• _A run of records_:
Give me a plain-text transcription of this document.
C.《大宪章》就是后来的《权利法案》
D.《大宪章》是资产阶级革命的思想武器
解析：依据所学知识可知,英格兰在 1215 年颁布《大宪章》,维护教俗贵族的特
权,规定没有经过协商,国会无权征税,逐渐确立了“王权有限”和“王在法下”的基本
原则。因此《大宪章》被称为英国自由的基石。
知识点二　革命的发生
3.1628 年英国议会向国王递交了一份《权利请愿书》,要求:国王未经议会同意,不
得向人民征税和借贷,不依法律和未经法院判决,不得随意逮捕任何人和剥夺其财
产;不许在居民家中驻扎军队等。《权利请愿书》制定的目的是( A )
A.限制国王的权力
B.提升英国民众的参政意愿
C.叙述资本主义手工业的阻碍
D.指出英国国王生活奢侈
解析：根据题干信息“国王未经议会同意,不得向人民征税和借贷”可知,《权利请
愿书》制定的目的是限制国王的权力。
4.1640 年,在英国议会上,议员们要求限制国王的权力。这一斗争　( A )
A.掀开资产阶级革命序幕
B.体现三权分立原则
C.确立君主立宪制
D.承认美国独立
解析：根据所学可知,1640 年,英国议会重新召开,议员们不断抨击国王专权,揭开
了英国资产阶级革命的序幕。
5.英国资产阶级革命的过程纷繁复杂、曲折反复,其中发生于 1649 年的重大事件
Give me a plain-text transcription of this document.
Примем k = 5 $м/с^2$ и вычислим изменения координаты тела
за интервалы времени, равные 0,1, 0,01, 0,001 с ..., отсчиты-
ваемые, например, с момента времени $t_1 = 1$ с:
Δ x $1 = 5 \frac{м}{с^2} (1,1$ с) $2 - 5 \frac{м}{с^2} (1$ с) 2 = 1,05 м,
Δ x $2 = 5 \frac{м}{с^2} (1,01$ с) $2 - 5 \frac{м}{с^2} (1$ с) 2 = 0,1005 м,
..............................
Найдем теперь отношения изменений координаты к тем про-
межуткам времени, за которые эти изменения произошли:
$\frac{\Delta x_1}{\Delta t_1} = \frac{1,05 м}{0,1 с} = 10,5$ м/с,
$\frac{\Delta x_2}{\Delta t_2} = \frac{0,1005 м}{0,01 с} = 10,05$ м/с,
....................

• _Work to complete_: Copy each line containing the word "изменения" from the data.

• _Worked solution_:
Примем k = 5 $м/с^2$ и вычислим изменения координаты тела
межуткам времени, за которые эти изменения произошли:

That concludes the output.